WHAT YOU WILL DO. Transcribe the full listing exactly, and drop every picture.

WORKING DATA.
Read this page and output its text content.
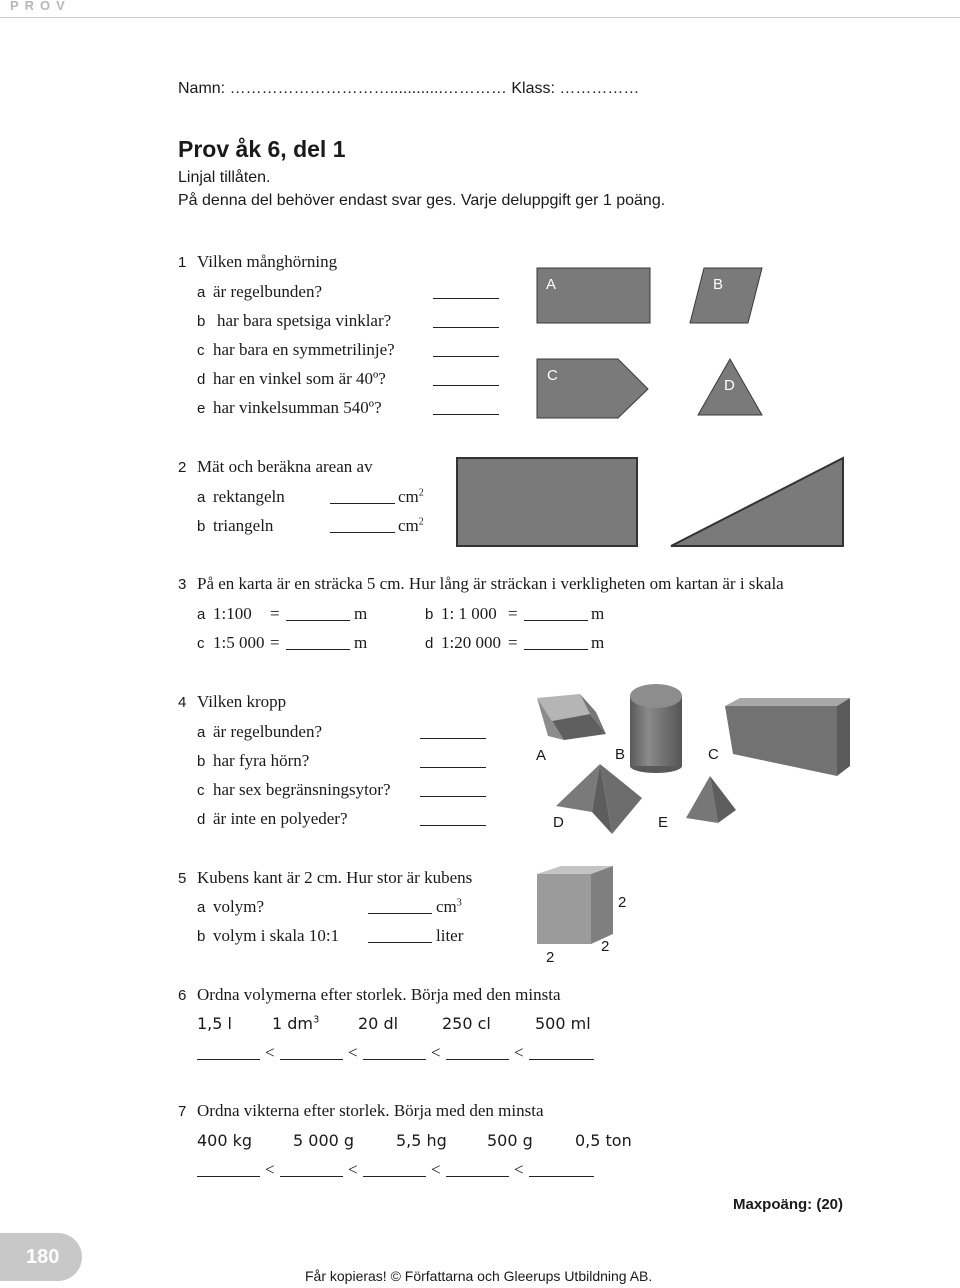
PROV
Namn: …………………………............………… Klass: ……………
Prov åk 6, del 1
Linjal tillåten.
På denna del behöver endast svar ges. Varje deluppgift ger 1 poäng.
1 Vilken månghörning
a är regelbunden?
b har bara spetsiga vinklar?
c har bara en symmetrilinje?
d har en vinkel som är 40º?
e har vinkelsumman 540º?
A	B
C
D
2 Mät och beräkna arean av
a rektangeln	$cm^2$
b triangeln	$cm^2$
3 På en karta är en sträcka 5 cm. Hur lång är sträckan i verkligheten om kartan är i skala
a 1:100 =	m	b 1: 1 000 =	m
c 1:5 000 =	m	d 1:20 000 =	m
4 Vilken kropp
a är regelbunden?
b har fyra hörn?
c har sex begränsningsytor?
d är inte en polyeder?
A	B	C
D	E
5 Kubens kant är 2 cm. Hur stor är kubens
a volym?	$cm^3$
b volym i skala 10:1	liter
2
2
2
6 Ordna volymerna efter storlek. Börja med den minsta
1,5 l	1 $dm^3$ 20 dl	250 cl	500 ml
<	<	<	<
7 Ordna vikterna efter storlek. Börja med den minsta
400 kg	5 000 g	5,5 hg	500 g	0,5 ton
<	<	<	<
Maxpoäng: (20)
180
Får kopieras! © Författarna och Gleerups Utbildning AB.
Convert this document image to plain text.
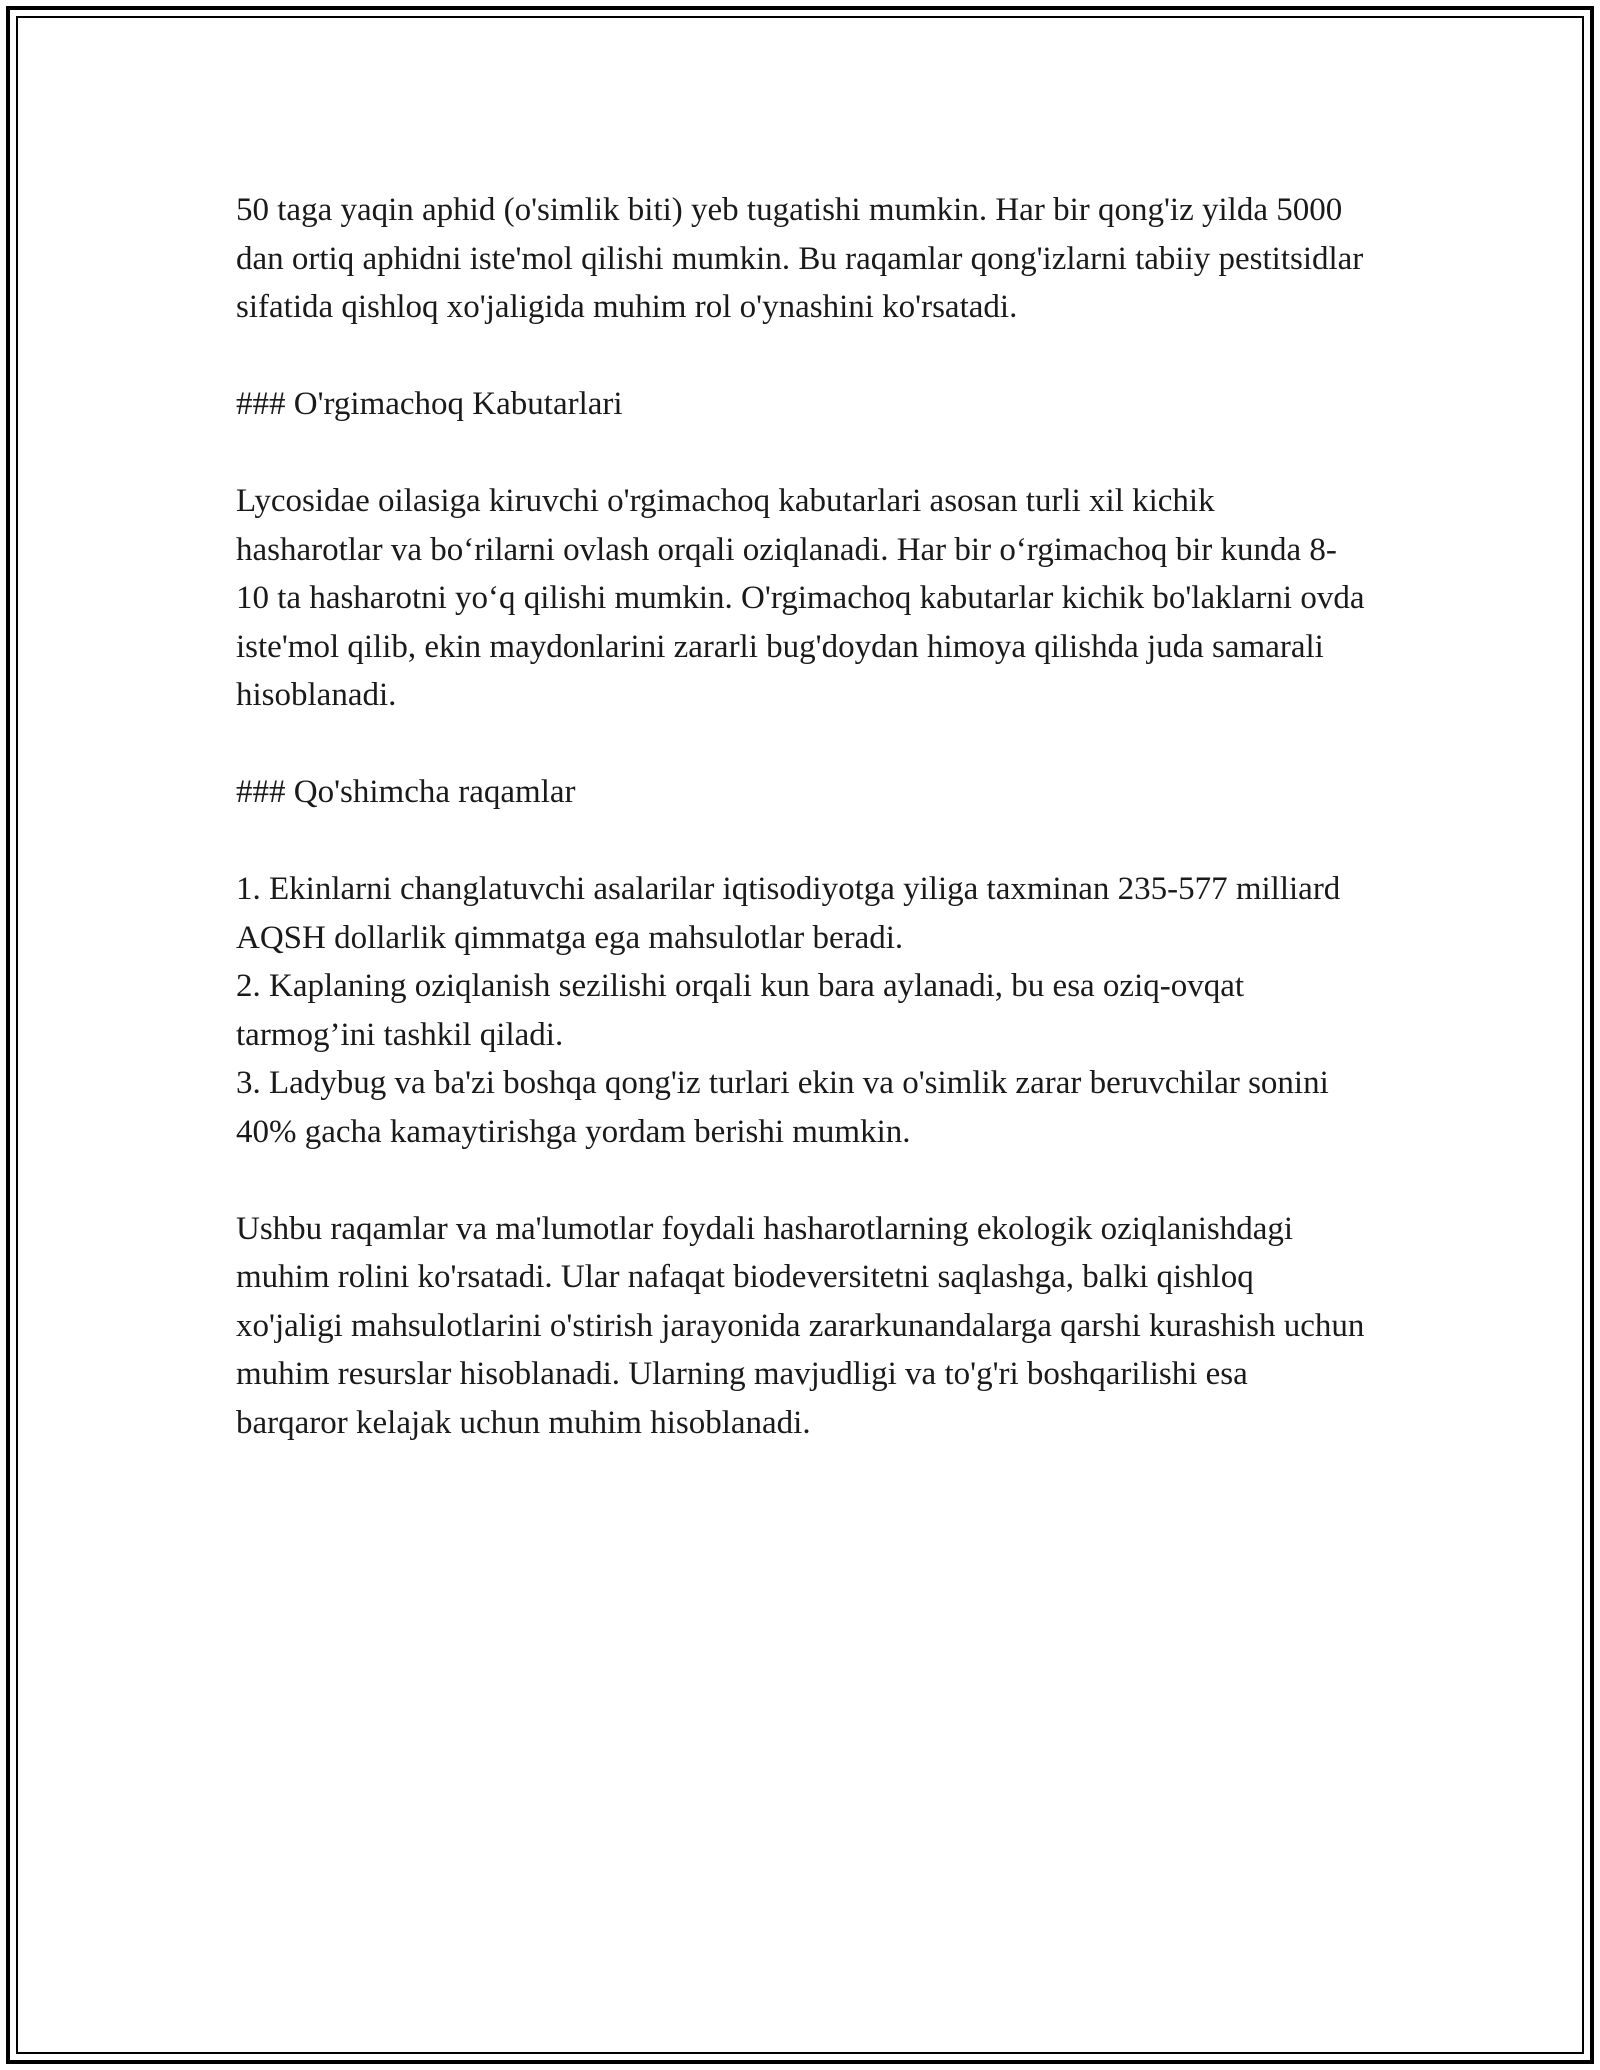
50 taga yaqin aphid (o'simlik biti) yeb tugatishi mumkin. Har bir qong'iz yilda 5000 dan ortiq aphidni iste'mol qilishi mumkin. Bu raqamlar qong'izlarni tabiiy pestitsidlar sifatida qishloq xo'jaligida muhim rol o'ynashini ko'rsatadi.

### O'rgimachoq Kabutarlari

Lycosidae oilasiga kiruvchi o'rgimachoq kabutarlari asosan turli xil kichik hasharotlar va bo‘rilarni ovlash orqali oziqlanadi. Har bir o‘rgimachoq bir kunda 8-10 ta hasharotni yo‘q qilishi mumkin. O'rgimachoq kabutarlar kichik bo'laklarni ovda iste'mol qilib, ekin maydonlarini zararli bug'doydan himoya qilishda juda samarali hisoblanadi.

### Qo'shimcha raqamlar

1. Ekinlarni changlatuvchi asalarilar iqtisodiyotga yiliga taxminan 235-577 milliard AQSH dollarlik qimmatga ega mahsulotlar beradi.

2. Kaplaning oziqlanish sezilishi orqali kun bara aylanadi, bu esa oziq-ovqat tarmog’ini tashkil qiladi.

3. Ladybug va ba'zi boshqa qong'iz turlari ekin va o'simlik zarar beruvchilar sonini 40% gacha kamaytirishga yordam berishi mumkin.

Ushbu raqamlar va ma'lumotlar foydali hasharotlarning ekologik oziqlanishdagi muhim rolini ko'rsatadi. Ular nafaqat biodeversitetni saqlashga, balki qishloq xo'jaligi mahsulotlarini o'stirish jarayonida zararkunandalarga qarshi kurashish uchun muhim resurslar hisoblanadi. Ularning mavjudligi va to'g'ri boshqarilishi esa barqaror kelajak uchun muhim hisoblanadi.
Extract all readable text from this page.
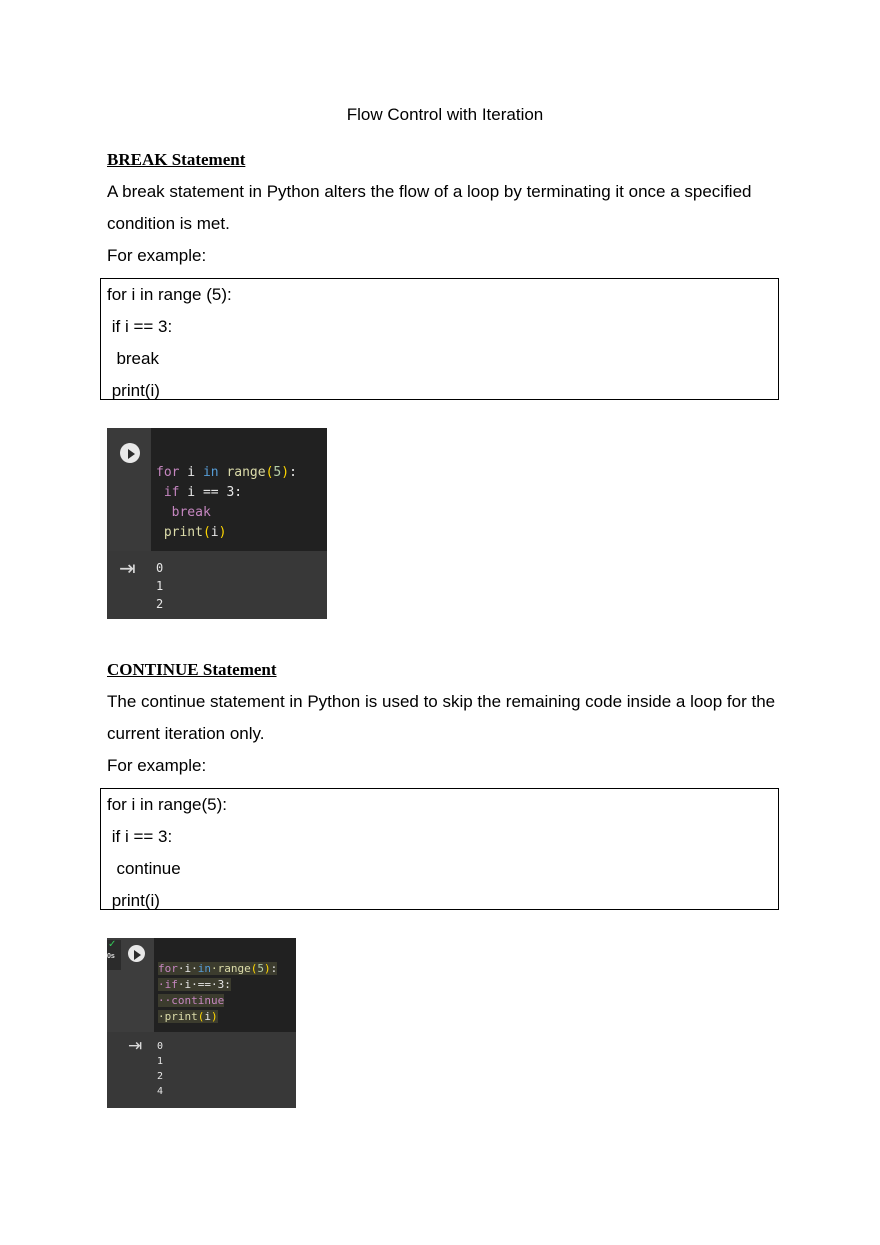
Flow Control with Iteration
BREAK Statement
A break statement in Python alters the flow of a loop by terminating it once a specified
condition is met.
For example:
for i in range (5):
if i == 3:
break
print(i)

for i in range(5):
if i == 3:
break
print(i)
⇥ 0
1
2
CONTINUE Statement
The continue statement in Python is used to skip the remaining code inside a loop for the
current iteration only.
For example:
for i in range(5):
if i == 3:
continue
print(i)
✓
0s

for·i·in·range(5):
·if·i·==·3:
··continue
·print(i)
⇥ 0
1
2
4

THE COMPLETED TASK.
Read this page and output its text content.
PROV
Namn: …………………………............………… Klass: ……………
Prov åk 6, del 1
Linjal tillåten.
På denna del behöver endast svar ges. Varje deluppgift ger 1 poäng.
1 Vilken månghörning
a är regelbunden?
b har bara spetsiga vinklar?
c har bara en symmetrilinje?
d har en vinkel som är 40º?
e har vinkelsumman 540º?
A	B
C
D
2 Mät och beräkna arean av
a rektangeln	$cm^2$
b triangeln	$cm^2$
3 På en karta är en sträcka 5 cm. Hur lång är sträckan i verkligheten om kartan är i skala
a 1:100 =	m	b 1: 1 000 =	m
c 1:5 000 =	m	d 1:20 000 =	m
4 Vilken kropp
a är regelbunden?
b har fyra hörn?
c har sex begränsningsytor?
d är inte en polyeder?
A	B	C
D	E
5 Kubens kant är 2 cm. Hur stor är kubens
a volym?	$cm^3$
b volym i skala 10:1	liter
2
2
2
6 Ordna volymerna efter storlek. Börja med den minsta
1,5 l	1 $dm^3$ 20 dl	250 cl	500 ml
<	<	<	<
7 Ordna vikterna efter storlek. Börja med den minsta
400 kg	5 000 g	5,5 hg	500 g	0,5 ton
<	<	<	<
Maxpoäng: (20)
180
Får kopieras! © Författarna och Gleerups Utbildning AB.
Convert this document image to plain text.
50 taga yaqin aphid (o'simlik biti) yeb tugatishi mumkin. Har bir qong'iz yilda 5000 dan ortiq aphidni iste'mol qilishi mumkin. Bu raqamlar qong'izlarni tabiiy pestitsidlar sifatida qishloq xo'jaligida muhim rol o'ynashini ko'rsatadi.

### O'rgimachoq Kabutarlari

Lycosidae oilasiga kiruvchi o'rgimachoq kabutarlari asosan turli xil kichik hasharotlar va bo‘rilarni ovlash orqali oziqlanadi. Har bir o‘rgimachoq bir kunda 8-10 ta hasharotni yo‘q qilishi mumkin. O'rgimachoq kabutarlar kichik bo'laklarni ovda iste'mol qilib, ekin maydonlarini zararli bug'doydan himoya qilishda juda samarali hisoblanadi.

### Qo'shimcha raqamlar

1. Ekinlarni changlatuvchi asalarilar iqtisodiyotga yiliga taxminan 235-577 milliard AQSH dollarlik qimmatga ega mahsulotlar beradi.

2. Kaplaning oziqlanish sezilishi orqali kun bara aylanadi, bu esa oziq-ovqat tarmog’ini tashkil qiladi.

3. Ladybug va ba'zi boshqa qong'iz turlari ekin va o'simlik zarar beruvchilar sonini 40% gacha kamaytirishga yordam berishi mumkin.

Ushbu raqamlar va ma'lumotlar foydali hasharotlarning ekologik oziqlanishdagi muhim rolini ko'rsatadi. Ular nafaqat biodeversitetni saqlashga, balki qishloq xo'jaligi mahsulotlarini o'stirish jarayonida zararkunandalarga qarshi kurashish uchun muhim resurslar hisoblanadi. Ularning mavjudligi va to'g'ri boshqarilishi esa barqaror kelajak uchun muhim hisoblanadi.
Extract all readable text from this page.
Flow Control with Iteration
BREAK Statement
A break statement in Python alters the flow of a loop by terminating it once a specified
condition is met.
For example:
for i in range (5):
if i == 3:
break
print(i)

for i in range(5):
if i == 3:
break
print(i)
⇥ 0
1
2
CONTINUE Statement
The continue statement in Python is used to skip the remaining code inside a loop for the
current iteration only.
For example:
for i in range(5):
if i == 3:
continue
print(i)
✓
0s

for·i·in·range(5):
·if·i·==·3:
··continue
·print(i)
⇥ 0
1
2
4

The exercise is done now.